● Tarea
Decide si cada afirmación, (a), (b) y (c), concuerda con el texto sobre Macedonia y contesta sí o no, citando textualmente las palabras del texto que lo deciden. (a) Bulgaria terminó reconociendo un Estado macedonio. (b) Las tensiones con Grecia se calmaron antes que las quejas de Bulgaria. (c) Macedonia se independizó veinte años atrás.

● Fragmento seleccionado
----------------

Noticia de Macedonia
Desde que Vojislav Kostunica se convirtió en presidente de Yugoslavia, ha cambiado mucho la visión de los sucesos locales que nuestros gobiernos han hecho suya. El último botón de muestra de ese cambio lo aporta el acatamiento general suscitado por la singularísima versión que el gobierno macedonio ha ofrecido de lo ocurrido en torno a la aldea de Tanushevtsi, primero, y a la ciudad de Tétovo, después. La guerrilla que opera en ambos casos, se nos dice, procede de Kosovo, de tal suerte que en ella en modo alguno están presentes los albaneses de un país, Macedonia, retratado como un prodigio de equilibrio y respetos.
El derrotero seguido por los acontecimientos en Macedonia desde la independencia de ésta, diez años atrás, invita a recelar, sin embargo, de semejante visión. La identidad nacional del grupo mayoritario en la república, los eslavos macedonios, se ha visto sometida, por lo pronto, a agudas controversias. En la primera mitad del decenio de 1990 las disputas enfrentaron al Estado recién nacido con algunos de sus vecinos. Si al cabo de un tiempo se difuminó la amenaza de una acción militar asestada desde Serbia -ésta se hallaba inmersa en conflictos en Croacia y en Bosnia-, al poco Bulgaria rebajó el tono de sus quejas y se avino a reconocer un Estado macedonio pese a sostener que los macedonios eran, en puridad, búlgaros. Tardaron más en amainar las tensiones con Grecia, remisa a dar el visto bueno a una entidad a la que atribuía inequívocas ínfulas expansionistas, designios usurpatorios de símbolos ancestrales y un soterrado alineamiento con Turquía. El obstruccionismo griego, el embargo internacional que pesaba sobre Serbia y la dependencia anterior de Macedonia para con esta última abocaron en una situación económica muy delicada a la que se sumó la deriva autoritaria del presidente Gligorov.

----------------

Entradas tomadas de una colección:
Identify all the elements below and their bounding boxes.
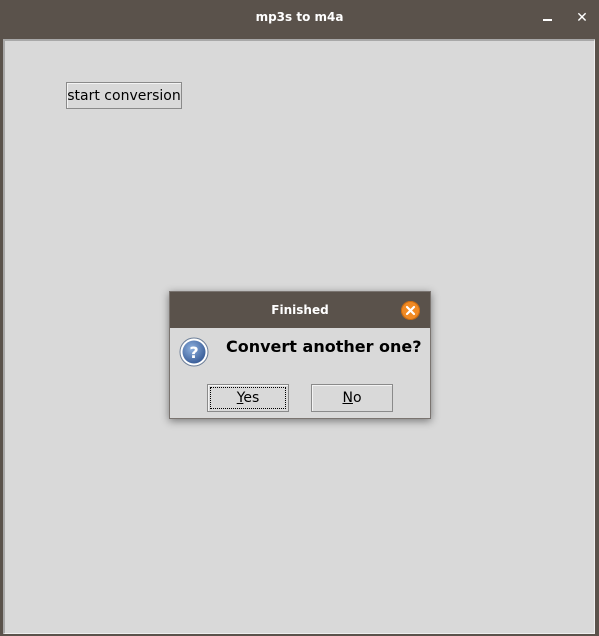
svg-text:?: ?	[189, 343, 198, 362]
dialog-titlebar: Finished	[170, 292, 430, 328]
close-icon[interactable]: ✕	[572, 8, 592, 28]
finished-dialog: Finished ? Convert another one? Yes No	[169, 291, 431, 419]
window-titlebar: mp3s to m4a ✕	[0, 0, 599, 36]
yes-button[interactable]: Yes	[207, 384, 289, 412]
no-mnemonic: N	[342, 390, 353, 406]
close-icon[interactable]	[401, 301, 420, 320]
question-icon: ?	[179, 337, 209, 367]
dialog-title: Finished	[271, 303, 329, 317]
minimize-icon[interactable]	[538, 8, 558, 28]
start-conversion-button[interactable]: start conversion	[66, 82, 182, 109]
focus-ring	[210, 387, 286, 409]
no-label: o	[352, 390, 362, 406]
window-title: mp3s to m4a	[255, 10, 344, 24]
dialog-message: Convert another one?	[226, 337, 422, 356]
no-button[interactable]: No	[311, 384, 393, 412]
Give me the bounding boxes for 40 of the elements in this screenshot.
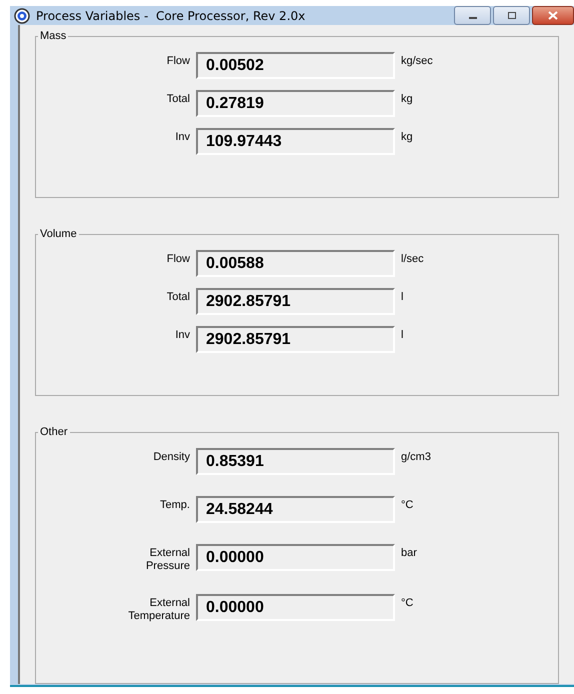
value-field: 0.00502 [196, 52, 395, 79]
close-button[interactable] [532, 6, 574, 25]
field-label: Temp. [159, 498, 190, 512]
value-field: 2902.85791 [196, 288, 395, 315]
app-icon [14, 8, 30, 24]
window-title: Process Variables - Core Processor, Rev 2.0x [36, 8, 306, 22]
unit-label: l [401, 290, 404, 303]
unit-label: g/cm3 [401, 450, 431, 463]
value-field: 2902.85791 [196, 326, 395, 353]
field-label: External Pressure [144, 546, 190, 573]
group-title: Other [39, 426, 69, 438]
value-field: 0.00000 [196, 544, 395, 571]
value-field: 0.00000 [196, 594, 395, 621]
field-label: Total [166, 290, 190, 304]
group-title: Volume [39, 228, 78, 240]
unit-label: l/sec [401, 252, 424, 265]
unit-label: °C [401, 498, 414, 511]
field-label: Flow [166, 252, 190, 266]
unit-label: kg/sec [401, 54, 433, 67]
field-label: Flow [166, 54, 190, 68]
value-field: 0.27819 [196, 90, 395, 117]
field-label: Inv [174, 130, 190, 144]
value-field: 0.00588 [196, 250, 395, 277]
unit-label: l [401, 328, 404, 341]
field-label: Total [166, 92, 190, 106]
close-icon [548, 11, 558, 20]
group-title: Mass [39, 30, 68, 42]
unit-label: kg [401, 92, 413, 105]
unit-label: bar [401, 546, 417, 559]
maximize-icon [506, 12, 516, 20]
field-label: External Temperature [127, 596, 190, 623]
unit-label: kg [401, 130, 413, 143]
minimize-button[interactable] [454, 6, 491, 25]
field-label: Inv [174, 328, 190, 342]
value-field: 24.58244 [196, 496, 395, 523]
unit-label: °C [401, 596, 414, 609]
field-label: Density [152, 450, 190, 464]
maximize-button[interactable] [493, 6, 530, 25]
value-field: 109.97443 [196, 128, 395, 155]
value-field: 0.85391 [196, 448, 395, 475]
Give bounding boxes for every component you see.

----------------

● Respuesta
(a) Sí: «se avino a reconocer un Estado macedonio pese a sostener que los macedonios eran, en puridad, búlgaros».
(b) No: «Tardaron más en amainar las tensiones con Grecia».
(c) No: «desde la independencia de ésta, diez años atrás».